===== Information given =====
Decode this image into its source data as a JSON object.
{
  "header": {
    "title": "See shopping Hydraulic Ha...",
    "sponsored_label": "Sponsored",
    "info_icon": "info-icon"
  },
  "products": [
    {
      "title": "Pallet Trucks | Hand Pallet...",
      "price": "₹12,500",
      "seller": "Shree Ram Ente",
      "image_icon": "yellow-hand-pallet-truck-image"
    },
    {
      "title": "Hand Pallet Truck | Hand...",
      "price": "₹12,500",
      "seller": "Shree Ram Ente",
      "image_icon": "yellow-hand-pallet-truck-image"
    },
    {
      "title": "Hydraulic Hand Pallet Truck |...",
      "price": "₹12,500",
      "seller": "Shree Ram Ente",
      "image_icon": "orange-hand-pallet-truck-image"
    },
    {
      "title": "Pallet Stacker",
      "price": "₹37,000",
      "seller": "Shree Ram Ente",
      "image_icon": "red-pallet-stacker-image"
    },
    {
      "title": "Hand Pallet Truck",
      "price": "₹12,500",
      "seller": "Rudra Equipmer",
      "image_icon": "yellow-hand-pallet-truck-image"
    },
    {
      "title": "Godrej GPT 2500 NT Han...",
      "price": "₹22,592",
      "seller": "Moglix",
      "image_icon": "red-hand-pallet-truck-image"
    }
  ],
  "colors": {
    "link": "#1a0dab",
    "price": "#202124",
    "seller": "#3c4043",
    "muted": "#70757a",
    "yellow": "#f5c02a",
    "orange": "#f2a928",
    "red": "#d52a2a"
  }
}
=====
#### Task prompt
Where a line above contains the string "image", copy that line.

#### Task answer
Decode this image into its source data as a JSON object.
      "image_icon": "yellow-hand-pallet-truck-image"
      "image_icon": "yellow-hand-pallet-truck-image"
      "image_icon": "orange-hand-pallet-truck-image"
      "image_icon": "red-pallet-stacker-image"
      "image_icon": "yellow-hand-pallet-truck-image"
      "image_icon": "red-hand-pallet-truck-image"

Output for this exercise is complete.